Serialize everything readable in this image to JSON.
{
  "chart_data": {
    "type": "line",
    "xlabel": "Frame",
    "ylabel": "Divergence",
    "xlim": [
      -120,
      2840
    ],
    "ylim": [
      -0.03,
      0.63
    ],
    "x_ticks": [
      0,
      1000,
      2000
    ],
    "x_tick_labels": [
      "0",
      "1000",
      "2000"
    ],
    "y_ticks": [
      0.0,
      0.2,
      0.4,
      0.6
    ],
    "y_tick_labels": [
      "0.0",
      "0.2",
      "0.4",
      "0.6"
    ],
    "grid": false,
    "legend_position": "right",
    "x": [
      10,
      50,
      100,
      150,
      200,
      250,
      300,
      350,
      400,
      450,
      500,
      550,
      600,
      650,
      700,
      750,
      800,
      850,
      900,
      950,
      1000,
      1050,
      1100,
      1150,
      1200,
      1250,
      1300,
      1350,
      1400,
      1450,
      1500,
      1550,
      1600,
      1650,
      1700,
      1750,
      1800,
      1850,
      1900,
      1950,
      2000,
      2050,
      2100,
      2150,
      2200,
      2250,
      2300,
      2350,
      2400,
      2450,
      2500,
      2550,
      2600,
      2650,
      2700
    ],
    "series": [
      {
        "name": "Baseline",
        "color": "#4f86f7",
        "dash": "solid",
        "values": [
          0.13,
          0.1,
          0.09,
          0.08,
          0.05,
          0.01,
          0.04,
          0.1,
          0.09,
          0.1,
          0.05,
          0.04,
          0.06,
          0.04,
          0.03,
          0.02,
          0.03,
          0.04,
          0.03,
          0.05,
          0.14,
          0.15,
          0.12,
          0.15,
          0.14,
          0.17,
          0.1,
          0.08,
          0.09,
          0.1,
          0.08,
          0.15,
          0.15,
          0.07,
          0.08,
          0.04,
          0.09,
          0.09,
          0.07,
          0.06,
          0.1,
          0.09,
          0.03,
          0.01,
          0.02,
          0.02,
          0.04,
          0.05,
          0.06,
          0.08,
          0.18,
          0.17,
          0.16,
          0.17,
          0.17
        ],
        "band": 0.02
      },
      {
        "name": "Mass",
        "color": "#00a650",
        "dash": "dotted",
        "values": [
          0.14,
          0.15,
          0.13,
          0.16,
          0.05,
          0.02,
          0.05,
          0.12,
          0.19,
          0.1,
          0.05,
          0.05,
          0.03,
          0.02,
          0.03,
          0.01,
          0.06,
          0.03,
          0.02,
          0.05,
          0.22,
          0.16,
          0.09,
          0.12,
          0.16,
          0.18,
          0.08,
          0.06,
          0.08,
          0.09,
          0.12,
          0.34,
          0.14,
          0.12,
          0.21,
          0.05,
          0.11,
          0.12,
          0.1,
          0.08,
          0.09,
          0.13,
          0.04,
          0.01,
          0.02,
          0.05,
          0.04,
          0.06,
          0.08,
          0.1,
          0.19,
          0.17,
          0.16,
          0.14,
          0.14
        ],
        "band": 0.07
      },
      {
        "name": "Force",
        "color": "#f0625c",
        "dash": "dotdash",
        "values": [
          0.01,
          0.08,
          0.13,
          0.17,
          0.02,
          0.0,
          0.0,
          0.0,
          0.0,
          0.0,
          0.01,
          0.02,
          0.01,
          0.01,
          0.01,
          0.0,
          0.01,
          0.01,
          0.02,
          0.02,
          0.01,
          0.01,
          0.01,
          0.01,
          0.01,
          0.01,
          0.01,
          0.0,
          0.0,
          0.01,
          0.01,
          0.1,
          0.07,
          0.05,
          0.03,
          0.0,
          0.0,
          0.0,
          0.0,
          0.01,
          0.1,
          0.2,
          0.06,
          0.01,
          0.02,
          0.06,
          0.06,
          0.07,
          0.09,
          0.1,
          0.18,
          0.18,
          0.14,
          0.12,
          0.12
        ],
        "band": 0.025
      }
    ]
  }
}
* * * *
TO BE DONE:
Each entry above is to be printed again exactly.

TASK OUTPUT:
Serialize everything readable in this image to JSON.
{
  "chart_data": {
    "type": "line",
    "xlabel": "Frame",
    "ylabel": "Divergence",
    "xlim": [
      -120,
      2840
    ],
    "ylim": [
      -0.03,
      0.63
    ],
    "x_ticks": [
      0,
      1000,
      2000
    ],
    "x_tick_labels": [
      "0",
      "1000",
      "2000"
    ],
    "y_ticks": [
      0.0,
      0.2,
      0.4,
      0.6
    ],
    "y_tick_labels": [
      "0.0",
      "0.2",
      "0.4",
      "0.6"
    ],
    "grid": false,
    "legend_position": "right",
    "x": [
      10,
      50,
      100,
      150,
      200,
      250,
      300,
      350,
      400,
      450,
      500,
      550,
      600,
      650,
      700,
      750,
      800,
      850,
      900,
      950,
      1000,
      1050,
      1100,
      1150,
      1200,
      1250,
      1300,
      1350,
      1400,
      1450,
      1500,
      1550,
      1600,
      1650,
      1700,
      1750,
      1800,
      1850,
      1900,
      1950,
      2000,
      2050,
      2100,
      2150,
      2200,
      2250,
      2300,
      2350,
      2400,
      2450,
      2500,
      2550,
      2600,
      2650,
      2700
    ],
    "series": [
      {
        "name": "Baseline",
        "color": "#4f86f7",
        "dash": "solid",
        "values": [
          0.13,
          0.1,
          0.09,
          0.08,
          0.05,
          0.01,
          0.04,
          0.1,
          0.09,
          0.1,
          0.05,
          0.04,
          0.06,
          0.04,
          0.03,
          0.02,
          0.03,
          0.04,
          0.03,
          0.05,
          0.14,
          0.15,
          0.12,
          0.15,
          0.14,
          0.17,
          0.1,
          0.08,
          0.09,
          0.1,
          0.08,
          0.15,
          0.15,
          0.07,
          0.08,
          0.04,
          0.09,
          0.09,
          0.07,
          0.06,
          0.1,
          0.09,
          0.03,
          0.01,
          0.02,
          0.02,
          0.04,
          0.05,
          0.06,
          0.08,
          0.18,
          0.17,
          0.16,
          0.17,
          0.17
        ],
        "band": 0.02
      },
      {
        "name": "Mass",
        "color": "#00a650",
        "dash": "dotted",
        "values": [
          0.14,
          0.15,
          0.13,
          0.16,
          0.05,
          0.02,
          0.05,
          0.12,
          0.19,
          0.1,
          0.05,
          0.05,
          0.03,
          0.02,
          0.03,
          0.01,
          0.06,
          0.03,
          0.02,
          0.05,
          0.22,
          0.16,
          0.09,
          0.12,
          0.16,
          0.18,
          0.08,
          0.06,
          0.08,
          0.09,
          0.12,
          0.34,
          0.14,
          0.12,
          0.21,
          0.05,
          0.11,
          0.12,
          0.1,
          0.08,
          0.09,
          0.13,
          0.04,
          0.01,
          0.02,
          0.05,
          0.04,
          0.06,
          0.08,
          0.1,
          0.19,
          0.17,
          0.16,
          0.14,
          0.14
        ],
        "band": 0.07
      },
      {
        "name": "Force",
        "color": "#f0625c",
        "dash": "dotdash",
        "values": [
          0.01,
          0.08,
          0.13,
          0.17,
          0.02,
          0.0,
          0.0,
          0.0,
          0.0,
          0.0,
          0.01,
          0.02,
          0.01,
          0.01,
          0.01,
          0.0,
          0.01,
          0.01,
          0.02,
          0.02,
          0.01,
          0.01,
          0.01,
          0.01,
          0.01,
          0.01,
          0.01,
          0.0,
          0.0,
          0.01,
          0.01,
          0.1,
          0.07,
          0.05,
          0.03,
          0.0,
          0.0,
          0.0,
          0.0,
          0.01,
          0.1,
          0.2,
          0.06,
          0.01,
          0.02,
          0.06,
          0.06,
          0.07,
          0.09,
          0.1,
          0.18,
          0.18,
          0.14,
          0.12,
          0.12
        ],
        "band": 0.025
      }
    ]
  }
}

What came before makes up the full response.